Exercise goal.
Find and copy every line in the records that includes the string "Mikołajczyka".

##### Provided data #####

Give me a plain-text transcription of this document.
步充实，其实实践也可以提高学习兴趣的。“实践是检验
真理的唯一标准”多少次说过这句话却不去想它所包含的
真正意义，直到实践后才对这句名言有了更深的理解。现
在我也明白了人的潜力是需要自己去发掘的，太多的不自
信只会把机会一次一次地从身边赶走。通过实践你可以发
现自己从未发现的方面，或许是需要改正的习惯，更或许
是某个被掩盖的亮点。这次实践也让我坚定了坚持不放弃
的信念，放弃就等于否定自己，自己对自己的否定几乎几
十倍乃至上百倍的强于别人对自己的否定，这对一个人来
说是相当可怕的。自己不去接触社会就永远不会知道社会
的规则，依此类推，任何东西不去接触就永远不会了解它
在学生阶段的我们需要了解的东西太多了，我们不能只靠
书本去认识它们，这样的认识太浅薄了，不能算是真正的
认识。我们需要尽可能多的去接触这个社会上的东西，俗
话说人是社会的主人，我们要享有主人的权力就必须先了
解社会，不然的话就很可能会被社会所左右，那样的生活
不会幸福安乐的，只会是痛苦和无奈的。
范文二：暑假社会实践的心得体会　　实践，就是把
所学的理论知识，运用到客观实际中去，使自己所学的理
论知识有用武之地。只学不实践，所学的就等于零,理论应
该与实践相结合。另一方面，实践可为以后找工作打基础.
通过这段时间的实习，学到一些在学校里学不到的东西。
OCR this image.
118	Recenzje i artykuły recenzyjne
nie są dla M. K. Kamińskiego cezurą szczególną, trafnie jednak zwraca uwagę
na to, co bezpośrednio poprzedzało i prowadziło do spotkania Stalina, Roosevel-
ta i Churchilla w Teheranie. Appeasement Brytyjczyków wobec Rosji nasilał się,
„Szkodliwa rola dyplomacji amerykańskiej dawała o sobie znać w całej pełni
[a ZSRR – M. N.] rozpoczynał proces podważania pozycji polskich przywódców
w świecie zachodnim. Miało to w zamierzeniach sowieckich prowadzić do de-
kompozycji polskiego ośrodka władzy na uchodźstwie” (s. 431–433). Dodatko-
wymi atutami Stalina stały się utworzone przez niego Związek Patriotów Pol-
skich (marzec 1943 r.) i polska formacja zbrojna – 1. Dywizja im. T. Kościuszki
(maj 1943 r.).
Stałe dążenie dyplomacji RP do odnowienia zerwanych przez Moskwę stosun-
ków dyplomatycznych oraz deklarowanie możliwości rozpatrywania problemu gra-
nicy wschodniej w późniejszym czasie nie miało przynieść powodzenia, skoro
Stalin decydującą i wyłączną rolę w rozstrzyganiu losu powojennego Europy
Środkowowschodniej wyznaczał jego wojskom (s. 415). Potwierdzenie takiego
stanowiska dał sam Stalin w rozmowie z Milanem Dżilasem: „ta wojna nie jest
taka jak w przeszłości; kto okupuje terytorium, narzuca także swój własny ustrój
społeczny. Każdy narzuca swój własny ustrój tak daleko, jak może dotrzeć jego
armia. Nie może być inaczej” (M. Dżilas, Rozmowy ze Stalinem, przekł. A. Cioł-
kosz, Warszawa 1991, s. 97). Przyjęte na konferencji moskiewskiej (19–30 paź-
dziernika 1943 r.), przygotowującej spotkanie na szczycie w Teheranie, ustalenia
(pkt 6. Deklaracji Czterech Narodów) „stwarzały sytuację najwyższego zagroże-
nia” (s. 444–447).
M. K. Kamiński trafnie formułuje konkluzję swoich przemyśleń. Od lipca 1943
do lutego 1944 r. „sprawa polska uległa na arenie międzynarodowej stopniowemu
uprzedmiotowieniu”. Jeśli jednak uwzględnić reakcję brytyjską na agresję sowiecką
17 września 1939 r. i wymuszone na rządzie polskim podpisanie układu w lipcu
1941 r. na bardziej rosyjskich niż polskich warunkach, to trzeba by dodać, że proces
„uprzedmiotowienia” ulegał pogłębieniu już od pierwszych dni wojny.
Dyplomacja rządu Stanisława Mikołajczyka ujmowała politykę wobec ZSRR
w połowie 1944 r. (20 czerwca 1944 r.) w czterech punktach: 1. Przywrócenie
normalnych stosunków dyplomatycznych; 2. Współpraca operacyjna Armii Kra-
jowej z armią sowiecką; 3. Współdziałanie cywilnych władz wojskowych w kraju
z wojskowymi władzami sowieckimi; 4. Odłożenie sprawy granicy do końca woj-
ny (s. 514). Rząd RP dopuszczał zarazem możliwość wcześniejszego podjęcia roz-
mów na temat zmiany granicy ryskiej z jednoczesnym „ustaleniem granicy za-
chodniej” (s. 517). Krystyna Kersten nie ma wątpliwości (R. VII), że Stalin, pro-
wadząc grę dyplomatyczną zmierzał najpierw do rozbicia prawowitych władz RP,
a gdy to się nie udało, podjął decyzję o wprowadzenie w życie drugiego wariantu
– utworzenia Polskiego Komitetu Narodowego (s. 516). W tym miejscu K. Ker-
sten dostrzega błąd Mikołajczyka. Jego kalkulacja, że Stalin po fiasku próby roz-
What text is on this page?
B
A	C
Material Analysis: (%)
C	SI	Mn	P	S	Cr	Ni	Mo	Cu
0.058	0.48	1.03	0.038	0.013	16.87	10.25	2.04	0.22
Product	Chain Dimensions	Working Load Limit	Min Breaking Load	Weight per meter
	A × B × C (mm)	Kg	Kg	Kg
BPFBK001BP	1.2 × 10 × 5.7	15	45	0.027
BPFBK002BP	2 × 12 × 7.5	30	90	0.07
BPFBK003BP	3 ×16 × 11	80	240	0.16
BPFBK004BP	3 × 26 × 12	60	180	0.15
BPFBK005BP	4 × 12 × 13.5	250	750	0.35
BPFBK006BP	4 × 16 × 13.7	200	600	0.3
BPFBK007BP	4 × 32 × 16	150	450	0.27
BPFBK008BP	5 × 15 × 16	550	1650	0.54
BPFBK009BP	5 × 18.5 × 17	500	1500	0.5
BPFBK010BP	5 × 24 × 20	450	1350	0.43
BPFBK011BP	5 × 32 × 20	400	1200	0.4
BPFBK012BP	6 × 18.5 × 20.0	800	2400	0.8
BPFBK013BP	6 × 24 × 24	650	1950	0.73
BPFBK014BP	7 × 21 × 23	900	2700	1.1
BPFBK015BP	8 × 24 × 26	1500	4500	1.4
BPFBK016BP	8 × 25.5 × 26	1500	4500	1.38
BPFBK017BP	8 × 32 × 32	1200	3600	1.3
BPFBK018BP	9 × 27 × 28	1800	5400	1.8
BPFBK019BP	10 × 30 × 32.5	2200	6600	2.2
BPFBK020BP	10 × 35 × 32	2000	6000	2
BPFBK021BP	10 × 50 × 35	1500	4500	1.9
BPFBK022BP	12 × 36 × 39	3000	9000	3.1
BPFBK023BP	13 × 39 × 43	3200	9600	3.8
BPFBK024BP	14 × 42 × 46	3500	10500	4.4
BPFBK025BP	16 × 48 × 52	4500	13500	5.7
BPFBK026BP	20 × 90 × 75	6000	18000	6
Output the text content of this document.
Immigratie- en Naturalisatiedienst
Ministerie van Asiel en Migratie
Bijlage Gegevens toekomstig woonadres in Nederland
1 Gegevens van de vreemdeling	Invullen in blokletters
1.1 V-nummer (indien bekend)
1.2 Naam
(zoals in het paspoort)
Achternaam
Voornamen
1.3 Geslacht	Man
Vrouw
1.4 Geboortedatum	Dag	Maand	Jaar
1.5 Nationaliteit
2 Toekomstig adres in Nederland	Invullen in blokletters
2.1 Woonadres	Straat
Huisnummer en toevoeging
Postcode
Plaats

#####

Result of the exercise.
Dyplomacja rządu Stanisława Mikołajczyka ujmowała politykę wobec ZSRR
sten dostrzega błąd Mikołajczyka. Jego kalkulacja, że Stalin po fiasku próby roz-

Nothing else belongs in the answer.